What needs to be done:
Produce an exact copy of all the records.

(Data items)
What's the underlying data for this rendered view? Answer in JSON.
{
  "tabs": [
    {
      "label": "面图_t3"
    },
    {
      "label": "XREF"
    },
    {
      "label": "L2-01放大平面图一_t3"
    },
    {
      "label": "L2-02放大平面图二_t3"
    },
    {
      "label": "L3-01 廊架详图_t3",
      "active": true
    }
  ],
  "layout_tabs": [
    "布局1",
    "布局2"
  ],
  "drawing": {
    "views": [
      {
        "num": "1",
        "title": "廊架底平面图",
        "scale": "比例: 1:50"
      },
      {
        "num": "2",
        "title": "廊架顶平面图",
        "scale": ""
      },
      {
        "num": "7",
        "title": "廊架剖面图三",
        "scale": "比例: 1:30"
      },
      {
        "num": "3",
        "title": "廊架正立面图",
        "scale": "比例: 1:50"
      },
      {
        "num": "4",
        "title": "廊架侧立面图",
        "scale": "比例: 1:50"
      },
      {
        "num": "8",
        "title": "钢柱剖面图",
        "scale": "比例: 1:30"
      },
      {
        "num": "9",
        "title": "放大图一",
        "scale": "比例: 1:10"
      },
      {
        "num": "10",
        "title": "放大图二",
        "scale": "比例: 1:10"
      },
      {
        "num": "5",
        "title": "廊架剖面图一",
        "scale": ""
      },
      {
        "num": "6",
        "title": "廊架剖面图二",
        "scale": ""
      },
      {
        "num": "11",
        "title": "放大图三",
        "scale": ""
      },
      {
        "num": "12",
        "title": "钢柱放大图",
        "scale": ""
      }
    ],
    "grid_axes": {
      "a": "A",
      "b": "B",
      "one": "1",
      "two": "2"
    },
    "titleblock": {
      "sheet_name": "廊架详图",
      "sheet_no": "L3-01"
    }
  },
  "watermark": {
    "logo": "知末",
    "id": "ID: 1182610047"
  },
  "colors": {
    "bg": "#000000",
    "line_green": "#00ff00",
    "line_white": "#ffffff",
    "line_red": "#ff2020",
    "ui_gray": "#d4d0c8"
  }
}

Output of the task:
What's the underlying data for this rendered view? Answer in JSON.
{
  "tabs": [
    {
      "label": "面图_t3"
    },
    {
      "label": "XREF"
    },
    {
      "label": "L2-01放大平面图一_t3"
    },
    {
      "label": "L2-02放大平面图二_t3"
    },
    {
      "label": "L3-01 廊架详图_t3",
      "active": true
    }
  ],
  "layout_tabs": [
    "布局1",
    "布局2"
  ],
  "drawing": {
    "views": [
      {
        "num": "1",
        "title": "廊架底平面图",
        "scale": "比例: 1:50"
      },
      {
        "num": "2",
        "title": "廊架顶平面图",
        "scale": ""
      },
      {
        "num": "7",
        "title": "廊架剖面图三",
        "scale": "比例: 1:30"
      },
      {
        "num": "3",
        "title": "廊架正立面图",
        "scale": "比例: 1:50"
      },
      {
        "num": "4",
        "title": "廊架侧立面图",
        "scale": "比例: 1:50"
      },
      {
        "num": "8",
        "title": "钢柱剖面图",
        "scale": "比例: 1:30"
      },
      {
        "num": "9",
        "title": "放大图一",
        "scale": "比例: 1:10"
      },
      {
        "num": "10",
        "title": "放大图二",
        "scale": "比例: 1:10"
      },
      {
        "num": "5",
        "title": "廊架剖面图一",
        "scale": ""
      },
      {
        "num": "6",
        "title": "廊架剖面图二",
        "scale": ""
      },
      {
        "num": "11",
        "title": "放大图三",
        "scale": ""
      },
      {
        "num": "12",
        "title": "钢柱放大图",
        "scale": ""
      }
    ],
    "grid_axes": {
      "a": "A",
      "b": "B",
      "one": "1",
      "two": "2"
    },
    "titleblock": {
      "sheet_name": "廊架详图",
      "sheet_no": "L3-01"
    }
  },
  "watermark": {
    "logo": "知末",
    "id": "ID: 1182610047"
  },
  "colors": {
    "bg": "#000000",
    "line_green": "#00ff00",
    "line_white": "#ffffff",
    "line_red": "#ff2020",
    "ui_gray": "#d4d0c8"
  }
}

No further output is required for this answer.